## EXERCISE DESCRIPTION
Show all lines from the data that include the word "icon".

## DATA SHOWN
— Start —

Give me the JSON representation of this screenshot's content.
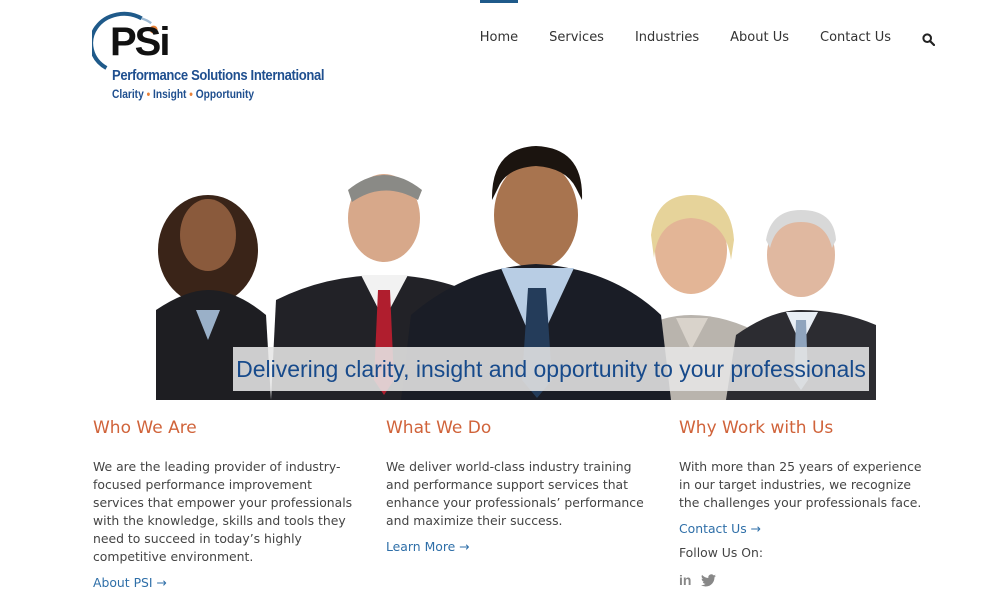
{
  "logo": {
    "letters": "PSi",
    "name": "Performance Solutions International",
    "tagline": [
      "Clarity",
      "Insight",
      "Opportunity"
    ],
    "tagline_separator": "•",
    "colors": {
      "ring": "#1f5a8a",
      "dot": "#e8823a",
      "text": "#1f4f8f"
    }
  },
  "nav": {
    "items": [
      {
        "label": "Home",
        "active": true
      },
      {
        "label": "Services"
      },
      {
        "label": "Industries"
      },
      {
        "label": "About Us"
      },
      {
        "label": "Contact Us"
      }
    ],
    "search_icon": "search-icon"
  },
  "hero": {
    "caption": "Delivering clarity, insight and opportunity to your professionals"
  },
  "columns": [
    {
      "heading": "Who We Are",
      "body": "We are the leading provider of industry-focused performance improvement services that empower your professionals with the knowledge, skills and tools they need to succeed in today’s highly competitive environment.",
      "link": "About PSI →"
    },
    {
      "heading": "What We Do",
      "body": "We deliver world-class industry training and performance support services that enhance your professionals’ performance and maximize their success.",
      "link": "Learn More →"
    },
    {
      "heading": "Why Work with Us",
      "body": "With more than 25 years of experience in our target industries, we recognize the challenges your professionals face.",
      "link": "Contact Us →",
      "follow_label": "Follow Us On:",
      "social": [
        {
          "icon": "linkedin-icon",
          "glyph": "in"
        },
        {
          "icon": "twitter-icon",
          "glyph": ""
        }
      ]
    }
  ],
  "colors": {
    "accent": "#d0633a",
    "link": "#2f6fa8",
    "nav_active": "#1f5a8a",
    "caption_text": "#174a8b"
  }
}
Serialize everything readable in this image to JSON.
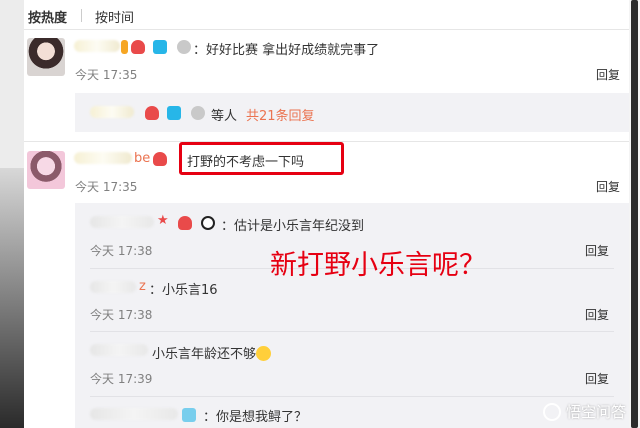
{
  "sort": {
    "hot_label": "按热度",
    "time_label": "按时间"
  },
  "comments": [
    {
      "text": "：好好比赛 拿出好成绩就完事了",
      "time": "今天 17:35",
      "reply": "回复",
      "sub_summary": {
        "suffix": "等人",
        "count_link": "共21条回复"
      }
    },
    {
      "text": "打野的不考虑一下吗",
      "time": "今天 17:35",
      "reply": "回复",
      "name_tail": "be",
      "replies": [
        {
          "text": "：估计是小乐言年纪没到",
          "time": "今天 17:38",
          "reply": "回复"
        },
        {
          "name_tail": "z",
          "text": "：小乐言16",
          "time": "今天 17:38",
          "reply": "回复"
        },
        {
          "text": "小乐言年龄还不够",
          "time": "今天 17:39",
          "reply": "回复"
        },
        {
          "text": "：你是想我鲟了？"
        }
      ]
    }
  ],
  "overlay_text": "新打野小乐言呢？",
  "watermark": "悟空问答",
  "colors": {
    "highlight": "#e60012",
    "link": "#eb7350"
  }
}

— End —

## SOLUTION TO THIS TASK
    "search_icon": "search-icon"
          "icon": "linkedin-icon",
          "icon": "twitter-icon",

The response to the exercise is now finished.